**Task directions:**
Repeat each line of the material below exactly as it appears, minus any pictures.

**Records supplied:**
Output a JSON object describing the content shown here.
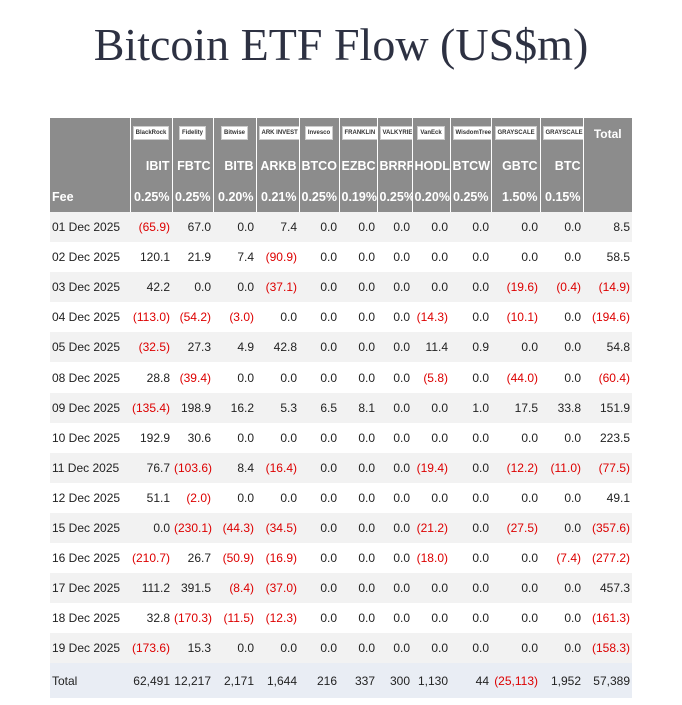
{
  "title": "Bitcoin ETF Flow (US$m)",
  "table": {
    "logos": [
      "BlackRock",
      "Fidelity",
      "Bitwise",
      "ARK INVEST",
      "Invesco",
      "FRANKLIN TEMPLETON",
      "VALKYRIE",
      "VanEck",
      "WisdomTree",
      "GRAYSCALE",
      "GRAYSCALE"
    ],
    "total_header": "Total",
    "tickers": [
      "IBIT",
      "FBTC",
      "BITB",
      "ARKB",
      "BTCO",
      "EZBC",
      "BRRR",
      "HODL",
      "BTCW",
      "GBTC",
      "BTC"
    ],
    "fee_label": "Fee",
    "fees": [
      "0.25%",
      "0.25%",
      "0.20%",
      "0.21%",
      "0.25%",
      "0.19%",
      "0.25%",
      "0.20%",
      "0.25%",
      "1.50%",
      "0.15%"
    ],
    "rows": [
      [
        "01 Dec 2025",
        "(65.9)",
        "67.0",
        "0.0",
        "7.4",
        "0.0",
        "0.0",
        "0.0",
        "0.0",
        "0.0",
        "0.0",
        "0.0",
        "8.5"
      ],
      [
        "02 Dec 2025",
        "120.1",
        "21.9",
        "7.4",
        "(90.9)",
        "0.0",
        "0.0",
        "0.0",
        "0.0",
        "0.0",
        "0.0",
        "0.0",
        "58.5"
      ],
      [
        "03 Dec 2025",
        "42.2",
        "0.0",
        "0.0",
        "(37.1)",
        "0.0",
        "0.0",
        "0.0",
        "0.0",
        "0.0",
        "(19.6)",
        "(0.4)",
        "(14.9)"
      ],
      [
        "04 Dec 2025",
        "(113.0)",
        "(54.2)",
        "(3.0)",
        "0.0",
        "0.0",
        "0.0",
        "0.0",
        "(14.3)",
        "0.0",
        "(10.1)",
        "0.0",
        "(194.6)"
      ],
      [
        "05 Dec 2025",
        "(32.5)",
        "27.3",
        "4.9",
        "42.8",
        "0.0",
        "0.0",
        "0.0",
        "11.4",
        "0.9",
        "0.0",
        "0.0",
        "54.8"
      ],
      [
        "08 Dec 2025",
        "28.8",
        "(39.4)",
        "0.0",
        "0.0",
        "0.0",
        "0.0",
        "0.0",
        "(5.8)",
        "0.0",
        "(44.0)",
        "0.0",
        "(60.4)"
      ],
      [
        "09 Dec 2025",
        "(135.4)",
        "198.9",
        "16.2",
        "5.3",
        "6.5",
        "8.1",
        "0.0",
        "0.0",
        "1.0",
        "17.5",
        "33.8",
        "151.9"
      ],
      [
        "10 Dec 2025",
        "192.9",
        "30.6",
        "0.0",
        "0.0",
        "0.0",
        "0.0",
        "0.0",
        "0.0",
        "0.0",
        "0.0",
        "0.0",
        "223.5"
      ],
      [
        "11 Dec 2025",
        "76.7",
        "(103.6)",
        "8.4",
        "(16.4)",
        "0.0",
        "0.0",
        "0.0",
        "(19.4)",
        "0.0",
        "(12.2)",
        "(11.0)",
        "(77.5)"
      ],
      [
        "12 Dec 2025",
        "51.1",
        "(2.0)",
        "0.0",
        "0.0",
        "0.0",
        "0.0",
        "0.0",
        "0.0",
        "0.0",
        "0.0",
        "0.0",
        "49.1"
      ],
      [
        "15 Dec 2025",
        "0.0",
        "(230.1)",
        "(44.3)",
        "(34.5)",
        "0.0",
        "0.0",
        "0.0",
        "(21.2)",
        "0.0",
        "(27.5)",
        "0.0",
        "(357.6)"
      ],
      [
        "16 Dec 2025",
        "(210.7)",
        "26.7",
        "(50.9)",
        "(16.9)",
        "0.0",
        "0.0",
        "0.0",
        "(18.0)",
        "0.0",
        "0.0",
        "(7.4)",
        "(277.2)"
      ],
      [
        "17 Dec 2025",
        "111.2",
        "391.5",
        "(8.4)",
        "(37.0)",
        "0.0",
        "0.0",
        "0.0",
        "0.0",
        "0.0",
        "0.0",
        "0.0",
        "457.3"
      ],
      [
        "18 Dec 2025",
        "32.8",
        "(170.3)",
        "(11.5)",
        "(12.3)",
        "0.0",
        "0.0",
        "0.0",
        "0.0",
        "0.0",
        "0.0",
        "0.0",
        "(161.3)"
      ],
      [
        "19 Dec 2025",
        "(173.6)",
        "15.3",
        "0.0",
        "0.0",
        "0.0",
        "0.0",
        "0.0",
        "0.0",
        "0.0",
        "0.0",
        "0.0",
        "(158.3)"
      ]
    ],
    "total_row": [
      "Total",
      "62,491",
      "12,217",
      "2,171",
      "1,644",
      "216",
      "337",
      "300",
      "1,130",
      "44",
      "(25,113)",
      "1,952",
      "57,389"
    ]
  }
}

**Result of the task:**
Output a JSON object describing the content shown here.
{
  "title": "Bitcoin ETF Flow (US$m)",
  "table": {
    "logos": [
      "BlackRock",
      "Fidelity",
      "Bitwise",
      "ARK INVEST",
      "Invesco",
      "FRANKLIN TEMPLETON",
      "VALKYRIE",
      "VanEck",
      "WisdomTree",
      "GRAYSCALE",
      "GRAYSCALE"
    ],
    "total_header": "Total",
    "tickers": [
      "IBIT",
      "FBTC",
      "BITB",
      "ARKB",
      "BTCO",
      "EZBC",
      "BRRR",
      "HODL",
      "BTCW",
      "GBTC",
      "BTC"
    ],
    "fee_label": "Fee",
    "fees": [
      "0.25%",
      "0.25%",
      "0.20%",
      "0.21%",
      "0.25%",
      "0.19%",
      "0.25%",
      "0.20%",
      "0.25%",
      "1.50%",
      "0.15%"
    ],
    "rows": [
      [
        "01 Dec 2025",
        "(65.9)",
        "67.0",
        "0.0",
        "7.4",
        "0.0",
        "0.0",
        "0.0",
        "0.0",
        "0.0",
        "0.0",
        "0.0",
        "8.5"
      ],
      [
        "02 Dec 2025",
        "120.1",
        "21.9",
        "7.4",
        "(90.9)",
        "0.0",
        "0.0",
        "0.0",
        "0.0",
        "0.0",
        "0.0",
        "0.0",
        "58.5"
      ],
      [
        "03 Dec 2025",
        "42.2",
        "0.0",
        "0.0",
        "(37.1)",
        "0.0",
        "0.0",
        "0.0",
        "0.0",
        "0.0",
        "(19.6)",
        "(0.4)",
        "(14.9)"
      ],
      [
        "04 Dec 2025",
        "(113.0)",
        "(54.2)",
        "(3.0)",
        "0.0",
        "0.0",
        "0.0",
        "0.0",
        "(14.3)",
        "0.0",
        "(10.1)",
        "0.0",
        "(194.6)"
      ],
      [
        "05 Dec 2025",
        "(32.5)",
        "27.3",
        "4.9",
        "42.8",
        "0.0",
        "0.0",
        "0.0",
        "11.4",
        "0.9",
        "0.0",
        "0.0",
        "54.8"
      ],
      [
        "08 Dec 2025",
        "28.8",
        "(39.4)",
        "0.0",
        "0.0",
        "0.0",
        "0.0",
        "0.0",
        "(5.8)",
        "0.0",
        "(44.0)",
        "0.0",
        "(60.4)"
      ],
      [
        "09 Dec 2025",
        "(135.4)",
        "198.9",
        "16.2",
        "5.3",
        "6.5",
        "8.1",
        "0.0",
        "0.0",
        "1.0",
        "17.5",
        "33.8",
        "151.9"
      ],
      [
        "10 Dec 2025",
        "192.9",
        "30.6",
        "0.0",
        "0.0",
        "0.0",
        "0.0",
        "0.0",
        "0.0",
        "0.0",
        "0.0",
        "0.0",
        "223.5"
      ],
      [
        "11 Dec 2025",
        "76.7",
        "(103.6)",
        "8.4",
        "(16.4)",
        "0.0",
        "0.0",
        "0.0",
        "(19.4)",
        "0.0",
        "(12.2)",
        "(11.0)",
        "(77.5)"
      ],
      [
        "12 Dec 2025",
        "51.1",
        "(2.0)",
        "0.0",
        "0.0",
        "0.0",
        "0.0",
        "0.0",
        "0.0",
        "0.0",
        "0.0",
        "0.0",
        "49.1"
      ],
      [
        "15 Dec 2025",
        "0.0",
        "(230.1)",
        "(44.3)",
        "(34.5)",
        "0.0",
        "0.0",
        "0.0",
        "(21.2)",
        "0.0",
        "(27.5)",
        "0.0",
        "(357.6)"
      ],
      [
        "16 Dec 2025",
        "(210.7)",
        "26.7",
        "(50.9)",
        "(16.9)",
        "0.0",
        "0.0",
        "0.0",
        "(18.0)",
        "0.0",
        "0.0",
        "(7.4)",
        "(277.2)"
      ],
      [
        "17 Dec 2025",
        "111.2",
        "391.5",
        "(8.4)",
        "(37.0)",
        "0.0",
        "0.0",
        "0.0",
        "0.0",
        "0.0",
        "0.0",
        "0.0",
        "457.3"
      ],
      [
        "18 Dec 2025",
        "32.8",
        "(170.3)",
        "(11.5)",
        "(12.3)",
        "0.0",
        "0.0",
        "0.0",
        "0.0",
        "0.0",
        "0.0",
        "0.0",
        "(161.3)"
      ],
      [
        "19 Dec 2025",
        "(173.6)",
        "15.3",
        "0.0",
        "0.0",
        "0.0",
        "0.0",
        "0.0",
        "0.0",
        "0.0",
        "0.0",
        "0.0",
        "(158.3)"
      ]
    ],
    "total_row": [
      "Total",
      "62,491",
      "12,217",
      "2,171",
      "1,644",
      "216",
      "337",
      "300",
      "1,130",
      "44",
      "(25,113)",
      "1,952",
      "57,389"
    ]
  }
}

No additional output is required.